====== Provided material ======

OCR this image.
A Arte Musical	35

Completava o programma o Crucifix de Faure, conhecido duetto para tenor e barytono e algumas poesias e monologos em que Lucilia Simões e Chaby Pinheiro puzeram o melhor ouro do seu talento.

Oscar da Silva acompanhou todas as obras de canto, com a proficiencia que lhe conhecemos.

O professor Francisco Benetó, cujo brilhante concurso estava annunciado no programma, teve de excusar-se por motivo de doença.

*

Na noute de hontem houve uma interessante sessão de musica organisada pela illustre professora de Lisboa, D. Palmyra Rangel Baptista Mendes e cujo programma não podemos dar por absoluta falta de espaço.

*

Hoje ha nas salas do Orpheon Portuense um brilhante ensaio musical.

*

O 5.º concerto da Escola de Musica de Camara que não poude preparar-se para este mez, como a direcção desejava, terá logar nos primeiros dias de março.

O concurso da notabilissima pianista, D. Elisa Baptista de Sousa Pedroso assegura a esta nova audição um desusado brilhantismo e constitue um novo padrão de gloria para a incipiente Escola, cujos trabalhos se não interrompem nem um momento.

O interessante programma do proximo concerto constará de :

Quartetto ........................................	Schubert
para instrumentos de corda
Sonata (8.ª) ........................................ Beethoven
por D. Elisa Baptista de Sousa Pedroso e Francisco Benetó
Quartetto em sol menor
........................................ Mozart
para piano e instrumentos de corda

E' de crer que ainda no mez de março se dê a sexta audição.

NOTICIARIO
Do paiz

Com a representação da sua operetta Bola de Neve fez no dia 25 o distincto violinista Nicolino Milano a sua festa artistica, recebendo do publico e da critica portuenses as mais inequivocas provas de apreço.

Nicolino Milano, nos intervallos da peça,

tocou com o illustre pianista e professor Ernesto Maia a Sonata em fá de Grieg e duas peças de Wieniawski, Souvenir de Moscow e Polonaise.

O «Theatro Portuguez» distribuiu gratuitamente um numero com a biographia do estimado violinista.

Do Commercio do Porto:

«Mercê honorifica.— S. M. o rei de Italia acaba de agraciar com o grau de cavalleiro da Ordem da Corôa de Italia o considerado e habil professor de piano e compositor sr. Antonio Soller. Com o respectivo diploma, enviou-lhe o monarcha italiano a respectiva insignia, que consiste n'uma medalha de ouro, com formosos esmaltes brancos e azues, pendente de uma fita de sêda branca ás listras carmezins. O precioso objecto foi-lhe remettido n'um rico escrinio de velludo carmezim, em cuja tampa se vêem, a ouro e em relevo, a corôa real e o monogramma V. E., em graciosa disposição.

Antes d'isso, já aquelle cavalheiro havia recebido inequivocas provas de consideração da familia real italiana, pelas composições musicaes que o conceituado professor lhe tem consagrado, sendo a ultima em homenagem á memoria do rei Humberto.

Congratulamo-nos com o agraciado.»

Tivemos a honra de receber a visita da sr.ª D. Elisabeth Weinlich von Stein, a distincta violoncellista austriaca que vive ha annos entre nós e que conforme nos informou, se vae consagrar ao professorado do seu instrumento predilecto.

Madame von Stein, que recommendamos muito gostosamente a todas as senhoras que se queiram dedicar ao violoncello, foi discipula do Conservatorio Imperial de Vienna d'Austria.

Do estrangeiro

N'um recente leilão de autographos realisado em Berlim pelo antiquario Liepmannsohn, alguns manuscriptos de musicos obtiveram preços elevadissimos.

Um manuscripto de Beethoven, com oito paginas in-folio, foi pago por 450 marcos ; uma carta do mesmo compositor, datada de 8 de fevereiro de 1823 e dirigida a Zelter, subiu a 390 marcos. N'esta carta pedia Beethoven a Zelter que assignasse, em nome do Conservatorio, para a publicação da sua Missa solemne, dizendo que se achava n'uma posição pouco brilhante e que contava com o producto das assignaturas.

======

Goal |
Please quote the records above exactly, without skipping a line.

Task response |
OCR this image.
A Arte Musical	35

Completava o programma o Crucifix de Faure, conhecido duetto para tenor e barytono e algumas poesias e monologos em que Lucilia Simões e Chaby Pinheiro puzeram o melhor ouro do seu talento.

Oscar da Silva acompanhou todas as obras de canto, com a proficiencia que lhe conhecemos.

O professor Francisco Benetó, cujo brilhante concurso estava annunciado no programma, teve de excusar-se por motivo de doença.

*

Na noute de hontem houve uma interessante sessão de musica organisada pela illustre professora de Lisboa, D. Palmyra Rangel Baptista Mendes e cujo programma não podemos dar por absoluta falta de espaço.

*

Hoje ha nas salas do Orpheon Portuense um brilhante ensaio musical.

*

O 5.º concerto da Escola de Musica de Camara que não poude preparar-se para este mez, como a direcção desejava, terá logar nos primeiros dias de março.

O concurso da notabilissima pianista, D. Elisa Baptista de Sousa Pedroso assegura a esta nova audição um desusado brilhantismo e constitue um novo padrão de gloria para a incipiente Escola, cujos trabalhos se não interrompem nem um momento.

O interessante programma do proximo concerto constará de :

Quartetto ........................................	Schubert
para instrumentos de corda
Sonata (8.ª) ........................................ Beethoven
por D. Elisa Baptista de Sousa Pedroso e Francisco Benetó
Quartetto em sol menor
........................................ Mozart
para piano e instrumentos de corda

E' de crer que ainda no mez de março se dê a sexta audição.

NOTICIARIO
Do paiz

Com a representação da sua operetta Bola de Neve fez no dia 25 o distincto violinista Nicolino Milano a sua festa artistica, recebendo do publico e da critica portuenses as mais inequivocas provas de apreço.

Nicolino Milano, nos intervallos da peça,

tocou com o illustre pianista e professor Ernesto Maia a Sonata em fá de Grieg e duas peças de Wieniawski, Souvenir de Moscow e Polonaise.

O «Theatro Portuguez» distribuiu gratuitamente um numero com a biographia do estimado violinista.

Do Commercio do Porto:

«Mercê honorifica.— S. M. o rei de Italia acaba de agraciar com o grau de cavalleiro da Ordem da Corôa de Italia o considerado e habil professor de piano e compositor sr. Antonio Soller. Com o respectivo diploma, enviou-lhe o monarcha italiano a respectiva insignia, que consiste n'uma medalha de ouro, com formosos esmaltes brancos e azues, pendente de uma fita de sêda branca ás listras carmezins. O precioso objecto foi-lhe remettido n'um rico escrinio de velludo carmezim, em cuja tampa se vêem, a ouro e em relevo, a corôa real e o monogramma V. E., em graciosa disposição.

Antes d'isso, já aquelle cavalheiro havia recebido inequivocas provas de consideração da familia real italiana, pelas composições musicaes que o conceituado professor lhe tem consagrado, sendo a ultima em homenagem á memoria do rei Humberto.

Congratulamo-nos com o agraciado.»

Tivemos a honra de receber a visita da sr.ª D. Elisabeth Weinlich von Stein, a distincta violoncellista austriaca que vive ha annos entre nós e que conforme nos informou, se vae consagrar ao professorado do seu instrumento predilecto.

Madame von Stein, que recommendamos muito gostosamente a todas as senhoras que se queiram dedicar ao violoncello, foi discipula do Conservatorio Imperial de Vienna d'Austria.

Do estrangeiro

N'um recente leilão de autographos realisado em Berlim pelo antiquario Liepmannsohn, alguns manuscriptos de musicos obtiveram preços elevadissimos.

Um manuscripto de Beethoven, com oito paginas in-folio, foi pago por 450 marcos ; uma carta do mesmo compositor, datada de 8 de fevereiro de 1823 e dirigida a Zelter, subiu a 390 marcos. N'esta carta pedia Beethoven a Zelter que assignasse, em nome do Conservatorio, para a publicação da sua Missa solemne, dizendo que se achava n'uma posição pouco brilhante e que contava com o producto das assignaturas.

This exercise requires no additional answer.